### THE EXERCISE
Extract and list every line that contains the word "name".

(Part of a data file)
• • • •

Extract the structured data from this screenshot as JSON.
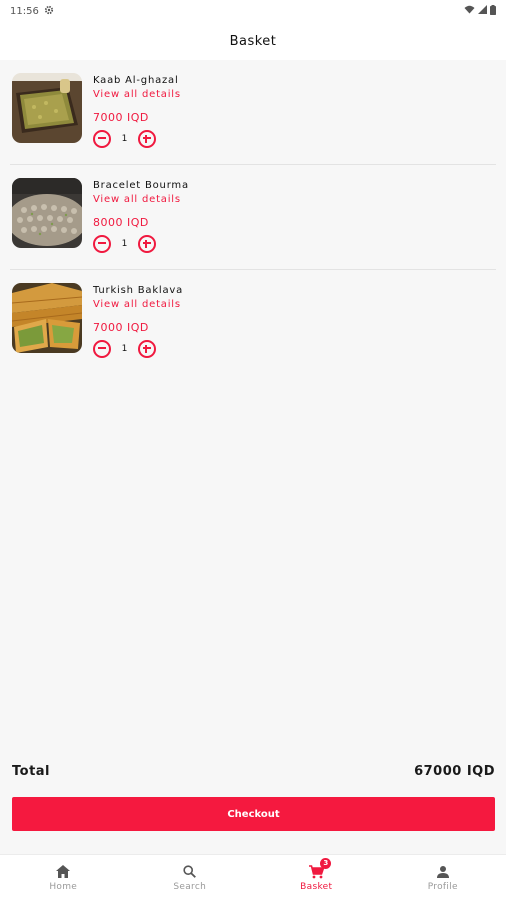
{
  "status_bar": {
    "time": "11:56",
    "icons": [
      "settings-gear-icon",
      "wifi-icon",
      "signal-icon",
      "battery-icon"
    ]
  },
  "app_bar": {
    "title": "Basket"
  },
  "basket": {
    "items": [
      {
        "name": "Kaab Al-ghazal",
        "details_label": "View all details",
        "price": "7000 IQD",
        "quantity": "1",
        "image": "pistachio-tray"
      },
      {
        "name": "Bracelet Bourma",
        "details_label": "View all details",
        "price": "8000 IQD",
        "quantity": "1",
        "image": "bourma-tray"
      },
      {
        "name": "Turkish Baklava",
        "details_label": "View all details",
        "price": "7000 IQD",
        "quantity": "1",
        "image": "baklava-slices"
      }
    ]
  },
  "summary": {
    "total_label": "Total",
    "total_value": "67000 IQD",
    "checkout_label": "Checkout"
  },
  "bottom_nav": {
    "items": [
      {
        "label": "Home",
        "icon": "home-icon",
        "active": false
      },
      {
        "label": "Search",
        "icon": "search-icon",
        "active": false
      },
      {
        "label": "Basket",
        "icon": "cart-icon",
        "active": true,
        "badge": "3"
      },
      {
        "label": "Profile",
        "icon": "person-icon",
        "active": false
      }
    ]
  },
  "colors": {
    "accent": "#f0193f",
    "background": "#f7f7f7",
    "surface": "#ffffff",
    "text": "#111111",
    "muted": "#9a9a9a"
  }
}
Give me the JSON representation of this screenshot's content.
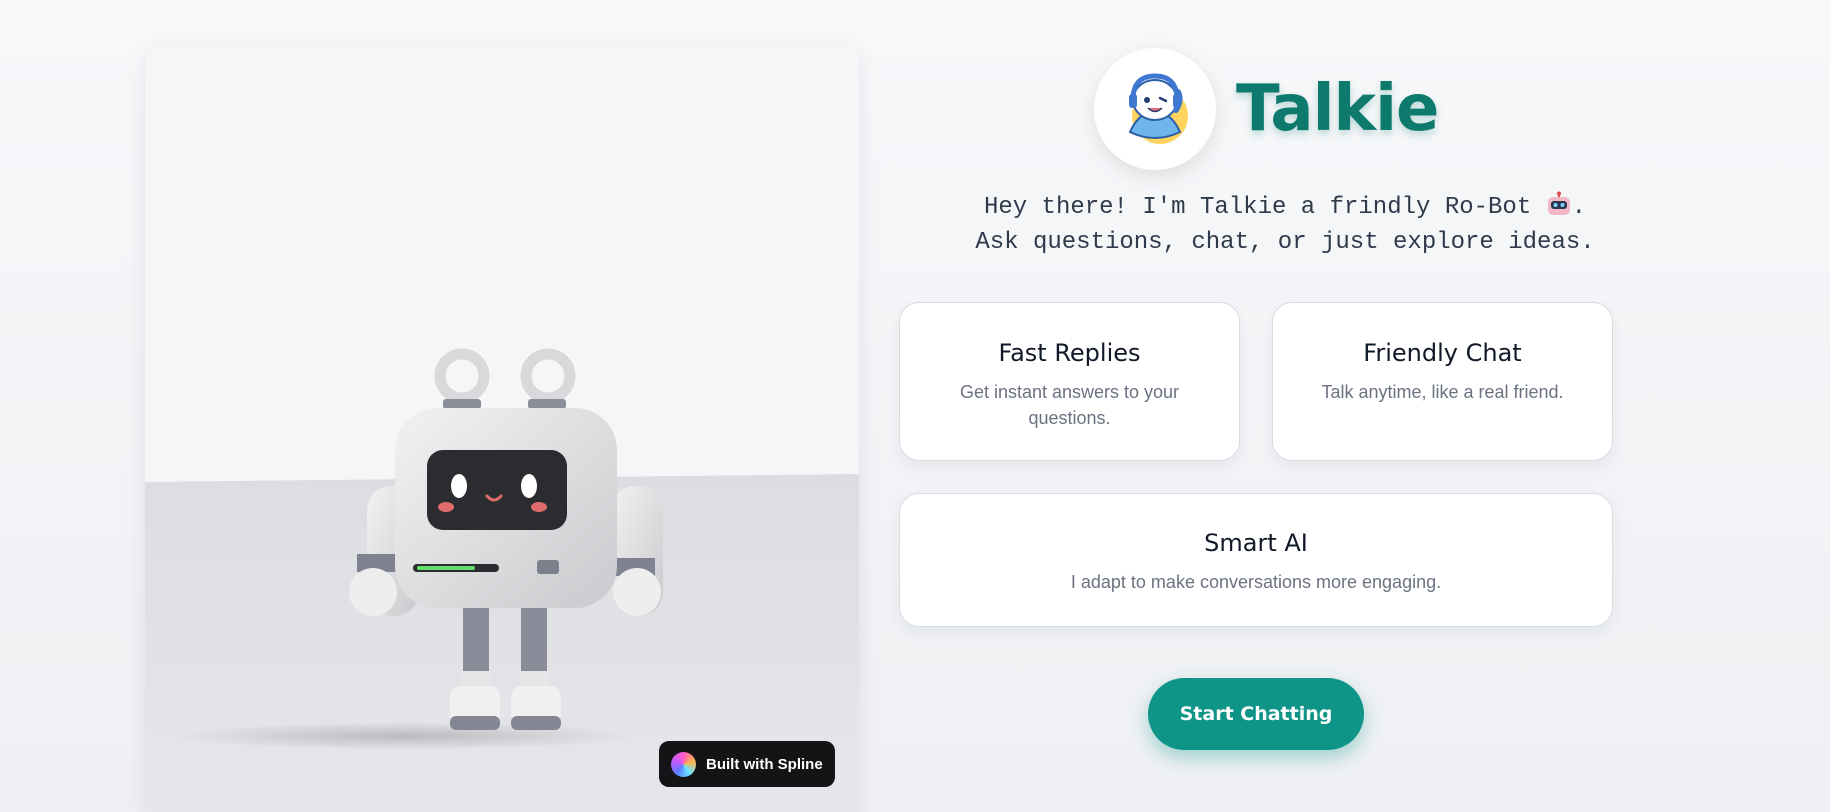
{
  "brand": {
    "name": "Talkie",
    "avatar_icon": "robot-headset-mascot-icon"
  },
  "tagline": {
    "line1_text": "Hey there! I'm Talkie a frindly Ro-Bot ",
    "line1_end": ".",
    "line1_emoji_icon": "robot-face-emoji-icon",
    "line2": "Ask questions, chat, or just explore ideas."
  },
  "features": [
    {
      "title": "Fast Replies",
      "description": "Get instant answers to your questions."
    },
    {
      "title": "Friendly Chat",
      "description": "Talk anytime, like a real friend."
    },
    {
      "title": "Smart AI",
      "description": "I adapt to make conversations more engaging."
    }
  ],
  "cta": {
    "label": "Start Chatting"
  },
  "scene": {
    "badge_label": "Built with Spline",
    "badge_icon": "spline-logo-icon"
  },
  "colors": {
    "brand_teal": "#0e7a6e",
    "button_teal": "#0f9488",
    "badge_dark": "#141416"
  }
}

• • • •

### WORKED ANSWER
        "name": "Kaab Al-ghazal",
        "name": "Bracelet Bourma",
        "name": "Turkish Baklava",
    "name": "Talkie",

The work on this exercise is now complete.